**Source:**
□ □ □ □

The Beer Bunker is never as populated as I expect it to be. I’m not sorry that there are places to sit and that people apparently haven’t caught on to a pretty well curated and very Oregon-centric tap list, so don’t tell anyone about this. I like it low key.
A man at the rail is playing chess on his phone so I gently interrupt him to ask what he’s drinking. He double checks with the bartender and tells me, “The Belgian Blonde ale,” made by Mazama.
“But if you’re in the mood for a stiff one,” he advises, “the #20 (Cloudy with a Chance of Strata IPA from Stickmen) is really good, and the first one (Fresh Hop Triple Double IPA from Storm Breaker) is decent but it’s a little bitter on the end.”
I thank him, but I stick with the Mazama for now-especially since the bartender is already pouring the beer as I get my second recommendations.
The nose has that Belgian sweetness-the nose is almost something I would expect to get off a dubble ale and it stops just short of cloying but I can pick up that banana-quality. The flavors are definitely overrun by that Belgian yeast, too. This blonde is a bit chewy, a bit sweet and finishes with a spiced quality that helps give this some dimension.
There isn’t is much in the way of malt flavors though, which I would expect from a blonde ale. Not that I can be that upset; Belgian yeast qualities are strong and the fact that they’ve taken over this beer isn’t a big surprise. I think I might enjoy it a little more if it was a little more restrained.

□ □ □ □

**Data excerpts:**
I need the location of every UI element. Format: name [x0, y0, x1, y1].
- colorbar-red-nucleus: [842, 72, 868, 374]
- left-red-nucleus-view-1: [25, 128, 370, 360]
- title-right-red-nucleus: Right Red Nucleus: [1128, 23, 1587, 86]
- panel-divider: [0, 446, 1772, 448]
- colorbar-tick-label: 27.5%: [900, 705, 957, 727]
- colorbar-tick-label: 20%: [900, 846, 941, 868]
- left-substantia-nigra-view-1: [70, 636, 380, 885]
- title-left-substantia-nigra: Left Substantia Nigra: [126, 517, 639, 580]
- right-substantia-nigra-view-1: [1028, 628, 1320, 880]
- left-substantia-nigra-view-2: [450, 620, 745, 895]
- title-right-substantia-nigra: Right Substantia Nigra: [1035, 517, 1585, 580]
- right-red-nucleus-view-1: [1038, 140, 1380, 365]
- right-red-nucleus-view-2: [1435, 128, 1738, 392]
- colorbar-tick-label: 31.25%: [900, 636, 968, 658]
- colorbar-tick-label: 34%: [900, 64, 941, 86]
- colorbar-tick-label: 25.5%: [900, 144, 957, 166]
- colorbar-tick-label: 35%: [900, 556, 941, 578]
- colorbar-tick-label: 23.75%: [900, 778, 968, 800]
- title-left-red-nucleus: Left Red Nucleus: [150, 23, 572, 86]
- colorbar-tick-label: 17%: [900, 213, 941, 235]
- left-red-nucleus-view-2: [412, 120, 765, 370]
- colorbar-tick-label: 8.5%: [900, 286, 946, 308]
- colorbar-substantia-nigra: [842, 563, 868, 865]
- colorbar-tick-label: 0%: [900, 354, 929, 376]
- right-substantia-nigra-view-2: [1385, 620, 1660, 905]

□ □ □ □

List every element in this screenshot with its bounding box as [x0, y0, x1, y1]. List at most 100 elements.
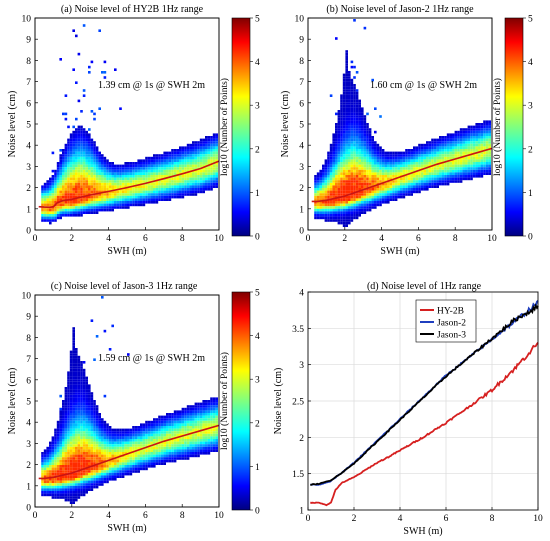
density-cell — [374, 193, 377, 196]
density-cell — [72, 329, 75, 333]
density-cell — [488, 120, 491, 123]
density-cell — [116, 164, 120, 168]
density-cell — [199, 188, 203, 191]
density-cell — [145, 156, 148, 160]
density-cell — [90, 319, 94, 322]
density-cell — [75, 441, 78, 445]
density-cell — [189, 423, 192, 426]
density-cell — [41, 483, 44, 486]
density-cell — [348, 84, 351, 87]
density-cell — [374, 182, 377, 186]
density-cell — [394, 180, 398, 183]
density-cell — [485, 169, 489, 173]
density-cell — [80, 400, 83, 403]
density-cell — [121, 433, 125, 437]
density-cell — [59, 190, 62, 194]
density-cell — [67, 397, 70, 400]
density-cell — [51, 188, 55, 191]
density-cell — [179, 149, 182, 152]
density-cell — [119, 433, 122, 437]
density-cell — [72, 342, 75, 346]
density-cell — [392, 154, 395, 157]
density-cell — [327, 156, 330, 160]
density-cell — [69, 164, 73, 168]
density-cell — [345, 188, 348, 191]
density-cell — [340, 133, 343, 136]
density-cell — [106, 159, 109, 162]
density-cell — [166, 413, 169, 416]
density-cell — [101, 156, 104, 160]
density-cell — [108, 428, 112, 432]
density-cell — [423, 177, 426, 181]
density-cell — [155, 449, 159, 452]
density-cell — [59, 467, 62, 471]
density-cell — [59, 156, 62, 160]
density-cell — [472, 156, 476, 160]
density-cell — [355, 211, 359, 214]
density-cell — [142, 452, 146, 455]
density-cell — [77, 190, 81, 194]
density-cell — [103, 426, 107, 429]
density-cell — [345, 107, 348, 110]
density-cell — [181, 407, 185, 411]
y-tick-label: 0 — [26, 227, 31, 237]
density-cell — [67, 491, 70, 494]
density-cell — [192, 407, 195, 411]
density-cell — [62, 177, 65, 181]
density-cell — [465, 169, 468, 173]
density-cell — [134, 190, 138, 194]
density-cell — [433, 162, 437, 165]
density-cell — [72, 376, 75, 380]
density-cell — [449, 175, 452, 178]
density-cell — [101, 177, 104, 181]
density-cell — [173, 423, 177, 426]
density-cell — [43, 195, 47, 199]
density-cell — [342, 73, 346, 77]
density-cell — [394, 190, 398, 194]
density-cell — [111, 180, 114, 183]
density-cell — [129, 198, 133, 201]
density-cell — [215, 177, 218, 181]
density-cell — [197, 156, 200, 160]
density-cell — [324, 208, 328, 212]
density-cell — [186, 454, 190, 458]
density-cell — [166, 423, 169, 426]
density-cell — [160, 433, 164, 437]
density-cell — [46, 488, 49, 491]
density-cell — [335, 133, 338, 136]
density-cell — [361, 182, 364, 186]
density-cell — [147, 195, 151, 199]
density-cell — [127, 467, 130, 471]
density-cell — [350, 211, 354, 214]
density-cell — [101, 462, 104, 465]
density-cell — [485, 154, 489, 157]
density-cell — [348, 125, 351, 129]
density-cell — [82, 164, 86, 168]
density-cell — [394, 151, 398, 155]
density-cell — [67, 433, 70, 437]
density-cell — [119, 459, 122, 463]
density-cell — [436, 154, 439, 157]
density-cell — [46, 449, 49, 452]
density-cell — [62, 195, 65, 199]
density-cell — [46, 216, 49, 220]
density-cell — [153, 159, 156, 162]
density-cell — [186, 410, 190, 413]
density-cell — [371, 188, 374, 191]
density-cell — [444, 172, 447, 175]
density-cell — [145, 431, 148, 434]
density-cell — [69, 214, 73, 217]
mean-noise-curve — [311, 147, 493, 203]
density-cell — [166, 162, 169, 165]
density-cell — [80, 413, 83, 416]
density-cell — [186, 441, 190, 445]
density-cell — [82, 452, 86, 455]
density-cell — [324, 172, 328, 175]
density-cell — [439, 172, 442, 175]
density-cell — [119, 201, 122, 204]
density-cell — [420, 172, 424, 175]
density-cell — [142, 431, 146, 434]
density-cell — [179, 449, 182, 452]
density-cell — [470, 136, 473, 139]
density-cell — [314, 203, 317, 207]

□ □ □ □

**Requirements:**
From the Beer Bunker review, return the stretch that starts at "The Beer Bunker" and stops after "made by Mazama.", copied word for word.

**Task output:**
The Beer Bunker is never as populated as I expect it to be. I’m not sorry that there are places to sit and that people apparently haven’t caught on to a pretty well curated and very Oregon-centric tap list, so don’t tell anyone about this. I like it low key.
A man at the rail is playing chess on his phone so I gently interrupt him to ask what he’s drinking. He double checks with the bartender and tells me, “The Belgian Blonde ale,” made by Mazama.